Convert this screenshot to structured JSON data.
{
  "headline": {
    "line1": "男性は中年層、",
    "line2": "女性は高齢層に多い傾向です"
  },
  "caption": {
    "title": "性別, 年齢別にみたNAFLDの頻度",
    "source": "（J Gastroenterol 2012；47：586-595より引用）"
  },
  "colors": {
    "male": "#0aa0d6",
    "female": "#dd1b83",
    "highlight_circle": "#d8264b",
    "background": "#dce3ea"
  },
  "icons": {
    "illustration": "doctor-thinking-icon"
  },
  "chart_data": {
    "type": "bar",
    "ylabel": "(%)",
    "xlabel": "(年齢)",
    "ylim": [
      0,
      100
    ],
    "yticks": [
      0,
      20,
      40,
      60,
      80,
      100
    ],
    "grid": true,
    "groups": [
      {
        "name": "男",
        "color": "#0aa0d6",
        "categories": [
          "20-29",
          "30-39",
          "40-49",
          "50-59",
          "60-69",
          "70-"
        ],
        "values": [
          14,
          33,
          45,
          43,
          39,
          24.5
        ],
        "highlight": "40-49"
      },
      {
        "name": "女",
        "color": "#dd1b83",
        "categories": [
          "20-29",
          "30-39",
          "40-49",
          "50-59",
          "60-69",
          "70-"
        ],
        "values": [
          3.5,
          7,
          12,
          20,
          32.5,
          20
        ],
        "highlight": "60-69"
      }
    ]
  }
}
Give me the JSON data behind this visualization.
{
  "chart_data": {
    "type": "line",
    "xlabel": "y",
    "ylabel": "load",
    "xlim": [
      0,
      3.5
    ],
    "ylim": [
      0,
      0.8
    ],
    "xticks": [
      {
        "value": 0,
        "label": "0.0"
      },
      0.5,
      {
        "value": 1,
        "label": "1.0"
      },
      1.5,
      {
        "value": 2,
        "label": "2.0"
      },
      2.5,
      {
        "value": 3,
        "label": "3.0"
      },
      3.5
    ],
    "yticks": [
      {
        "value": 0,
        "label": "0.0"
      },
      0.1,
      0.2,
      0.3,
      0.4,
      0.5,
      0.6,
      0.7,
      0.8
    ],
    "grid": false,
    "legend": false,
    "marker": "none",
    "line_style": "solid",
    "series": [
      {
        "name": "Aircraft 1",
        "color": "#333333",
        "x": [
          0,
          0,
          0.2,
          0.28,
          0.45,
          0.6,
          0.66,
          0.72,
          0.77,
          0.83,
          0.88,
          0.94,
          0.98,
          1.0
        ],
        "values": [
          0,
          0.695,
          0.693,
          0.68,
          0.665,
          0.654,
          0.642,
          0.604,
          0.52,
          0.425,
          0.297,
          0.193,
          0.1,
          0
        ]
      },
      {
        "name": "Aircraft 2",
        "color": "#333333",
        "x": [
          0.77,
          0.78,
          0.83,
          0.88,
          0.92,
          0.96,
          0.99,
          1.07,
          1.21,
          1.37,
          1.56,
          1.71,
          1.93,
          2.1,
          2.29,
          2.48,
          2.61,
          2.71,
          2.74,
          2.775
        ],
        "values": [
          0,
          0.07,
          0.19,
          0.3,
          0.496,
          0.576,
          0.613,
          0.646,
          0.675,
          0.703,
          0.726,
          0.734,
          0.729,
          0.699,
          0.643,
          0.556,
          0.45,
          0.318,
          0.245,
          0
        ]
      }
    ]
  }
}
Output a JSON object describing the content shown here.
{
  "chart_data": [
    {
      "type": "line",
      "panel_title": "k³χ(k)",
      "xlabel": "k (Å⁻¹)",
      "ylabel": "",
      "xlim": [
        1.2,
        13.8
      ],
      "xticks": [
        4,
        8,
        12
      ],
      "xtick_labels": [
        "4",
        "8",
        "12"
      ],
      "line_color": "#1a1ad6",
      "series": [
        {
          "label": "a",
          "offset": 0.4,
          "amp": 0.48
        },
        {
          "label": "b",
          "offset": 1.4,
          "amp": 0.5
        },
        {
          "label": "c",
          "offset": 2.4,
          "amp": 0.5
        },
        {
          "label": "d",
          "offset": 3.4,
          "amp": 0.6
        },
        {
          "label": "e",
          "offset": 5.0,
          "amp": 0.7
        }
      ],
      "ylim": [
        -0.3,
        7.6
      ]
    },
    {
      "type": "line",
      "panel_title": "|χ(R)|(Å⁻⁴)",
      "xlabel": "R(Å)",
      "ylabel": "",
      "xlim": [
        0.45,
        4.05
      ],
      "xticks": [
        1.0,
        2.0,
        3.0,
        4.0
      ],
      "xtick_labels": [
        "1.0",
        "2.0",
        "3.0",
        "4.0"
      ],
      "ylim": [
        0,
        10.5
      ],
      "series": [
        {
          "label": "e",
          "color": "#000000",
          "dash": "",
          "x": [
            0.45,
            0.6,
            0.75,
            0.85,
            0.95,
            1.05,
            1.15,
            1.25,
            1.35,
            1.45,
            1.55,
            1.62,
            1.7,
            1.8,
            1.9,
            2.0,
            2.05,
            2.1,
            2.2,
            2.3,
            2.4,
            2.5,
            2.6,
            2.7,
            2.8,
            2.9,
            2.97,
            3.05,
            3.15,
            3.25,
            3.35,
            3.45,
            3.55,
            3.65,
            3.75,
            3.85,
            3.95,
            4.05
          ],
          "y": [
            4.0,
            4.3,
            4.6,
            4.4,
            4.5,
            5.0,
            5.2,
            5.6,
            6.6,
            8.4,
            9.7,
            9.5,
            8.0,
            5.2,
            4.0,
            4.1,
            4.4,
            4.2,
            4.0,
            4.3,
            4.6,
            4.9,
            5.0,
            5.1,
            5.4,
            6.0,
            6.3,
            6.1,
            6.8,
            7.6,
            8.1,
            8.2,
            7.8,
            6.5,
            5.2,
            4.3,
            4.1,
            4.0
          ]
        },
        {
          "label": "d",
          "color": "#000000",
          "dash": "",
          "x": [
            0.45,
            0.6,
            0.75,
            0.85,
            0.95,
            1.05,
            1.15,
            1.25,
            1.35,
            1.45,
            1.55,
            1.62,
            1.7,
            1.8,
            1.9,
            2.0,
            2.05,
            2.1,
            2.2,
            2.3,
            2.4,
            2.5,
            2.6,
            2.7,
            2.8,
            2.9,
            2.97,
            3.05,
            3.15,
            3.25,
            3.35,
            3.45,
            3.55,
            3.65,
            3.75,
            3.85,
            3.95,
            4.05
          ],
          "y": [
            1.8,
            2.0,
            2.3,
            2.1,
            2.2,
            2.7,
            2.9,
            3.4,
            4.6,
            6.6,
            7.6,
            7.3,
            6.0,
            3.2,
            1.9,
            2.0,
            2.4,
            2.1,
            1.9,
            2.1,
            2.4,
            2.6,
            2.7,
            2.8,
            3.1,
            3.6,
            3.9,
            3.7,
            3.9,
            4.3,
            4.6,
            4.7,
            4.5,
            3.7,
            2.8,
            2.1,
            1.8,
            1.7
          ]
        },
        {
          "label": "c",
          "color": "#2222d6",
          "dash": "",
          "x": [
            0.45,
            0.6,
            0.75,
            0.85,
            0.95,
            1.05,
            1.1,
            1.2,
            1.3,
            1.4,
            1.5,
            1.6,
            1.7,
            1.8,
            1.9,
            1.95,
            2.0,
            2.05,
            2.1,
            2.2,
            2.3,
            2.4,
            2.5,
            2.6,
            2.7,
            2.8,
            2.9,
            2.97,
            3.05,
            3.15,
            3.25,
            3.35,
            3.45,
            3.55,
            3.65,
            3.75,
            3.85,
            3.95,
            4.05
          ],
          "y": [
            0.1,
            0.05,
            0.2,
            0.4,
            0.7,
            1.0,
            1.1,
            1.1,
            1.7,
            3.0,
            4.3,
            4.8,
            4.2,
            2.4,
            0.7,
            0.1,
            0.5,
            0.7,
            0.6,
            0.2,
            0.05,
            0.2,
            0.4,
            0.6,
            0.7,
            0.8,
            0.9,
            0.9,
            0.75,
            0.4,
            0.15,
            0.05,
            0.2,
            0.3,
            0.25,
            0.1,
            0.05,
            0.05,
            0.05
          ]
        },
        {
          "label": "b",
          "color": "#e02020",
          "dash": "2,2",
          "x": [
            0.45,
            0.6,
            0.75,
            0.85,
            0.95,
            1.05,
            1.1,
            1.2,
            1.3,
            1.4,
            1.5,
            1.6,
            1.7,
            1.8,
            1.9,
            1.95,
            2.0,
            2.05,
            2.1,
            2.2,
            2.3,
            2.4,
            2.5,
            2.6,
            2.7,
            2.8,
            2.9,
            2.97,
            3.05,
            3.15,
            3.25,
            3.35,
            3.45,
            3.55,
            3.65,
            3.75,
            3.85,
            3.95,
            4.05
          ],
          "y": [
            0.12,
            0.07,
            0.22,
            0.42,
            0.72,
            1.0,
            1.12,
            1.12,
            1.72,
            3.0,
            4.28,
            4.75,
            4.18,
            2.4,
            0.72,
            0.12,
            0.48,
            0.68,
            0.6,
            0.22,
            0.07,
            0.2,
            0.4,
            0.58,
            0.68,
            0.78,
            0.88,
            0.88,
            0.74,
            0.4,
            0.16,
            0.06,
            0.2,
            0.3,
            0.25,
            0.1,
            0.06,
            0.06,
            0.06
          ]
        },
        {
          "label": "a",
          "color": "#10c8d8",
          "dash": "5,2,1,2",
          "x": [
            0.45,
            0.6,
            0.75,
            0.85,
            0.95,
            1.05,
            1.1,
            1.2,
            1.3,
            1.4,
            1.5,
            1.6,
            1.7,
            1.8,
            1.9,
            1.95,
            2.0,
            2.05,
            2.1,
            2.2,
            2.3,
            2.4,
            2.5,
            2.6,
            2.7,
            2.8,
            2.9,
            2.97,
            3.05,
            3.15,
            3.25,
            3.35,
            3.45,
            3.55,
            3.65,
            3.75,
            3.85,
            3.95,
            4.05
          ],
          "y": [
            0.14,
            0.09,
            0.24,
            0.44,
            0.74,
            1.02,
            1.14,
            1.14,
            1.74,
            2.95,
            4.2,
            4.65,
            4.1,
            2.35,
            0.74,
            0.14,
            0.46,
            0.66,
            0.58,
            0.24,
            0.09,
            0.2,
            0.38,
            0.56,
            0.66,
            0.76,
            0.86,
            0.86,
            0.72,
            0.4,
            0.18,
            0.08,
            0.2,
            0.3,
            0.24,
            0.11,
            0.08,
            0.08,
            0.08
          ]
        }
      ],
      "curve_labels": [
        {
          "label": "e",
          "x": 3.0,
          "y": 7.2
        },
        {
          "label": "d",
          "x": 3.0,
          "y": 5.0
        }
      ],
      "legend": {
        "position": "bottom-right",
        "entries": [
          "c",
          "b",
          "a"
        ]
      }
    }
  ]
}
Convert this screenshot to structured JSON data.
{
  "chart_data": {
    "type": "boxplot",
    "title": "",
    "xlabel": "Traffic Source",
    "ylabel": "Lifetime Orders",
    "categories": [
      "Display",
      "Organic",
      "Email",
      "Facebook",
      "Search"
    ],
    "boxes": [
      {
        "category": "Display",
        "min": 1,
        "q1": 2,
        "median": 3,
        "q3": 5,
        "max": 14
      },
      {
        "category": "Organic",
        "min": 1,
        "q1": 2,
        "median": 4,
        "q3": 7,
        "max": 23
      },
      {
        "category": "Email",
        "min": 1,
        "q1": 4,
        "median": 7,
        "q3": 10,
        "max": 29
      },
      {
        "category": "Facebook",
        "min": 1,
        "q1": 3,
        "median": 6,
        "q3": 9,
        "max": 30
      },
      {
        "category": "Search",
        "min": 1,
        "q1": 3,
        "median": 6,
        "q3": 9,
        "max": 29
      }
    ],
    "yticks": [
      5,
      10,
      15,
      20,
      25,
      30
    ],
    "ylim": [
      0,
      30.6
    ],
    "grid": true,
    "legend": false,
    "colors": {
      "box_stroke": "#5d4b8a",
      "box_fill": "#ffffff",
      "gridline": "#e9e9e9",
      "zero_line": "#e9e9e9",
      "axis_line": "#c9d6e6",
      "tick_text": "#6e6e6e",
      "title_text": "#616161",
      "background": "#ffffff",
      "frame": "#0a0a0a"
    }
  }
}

Task prompt: List every line in the records above that contains the word "ylabel".

Answer for this exercise:
    "ylabel": "(%)",
    "ylabel": "load",
      "ylabel": "",
      "ylabel": "",
    "ylabel": "Lifetime Orders",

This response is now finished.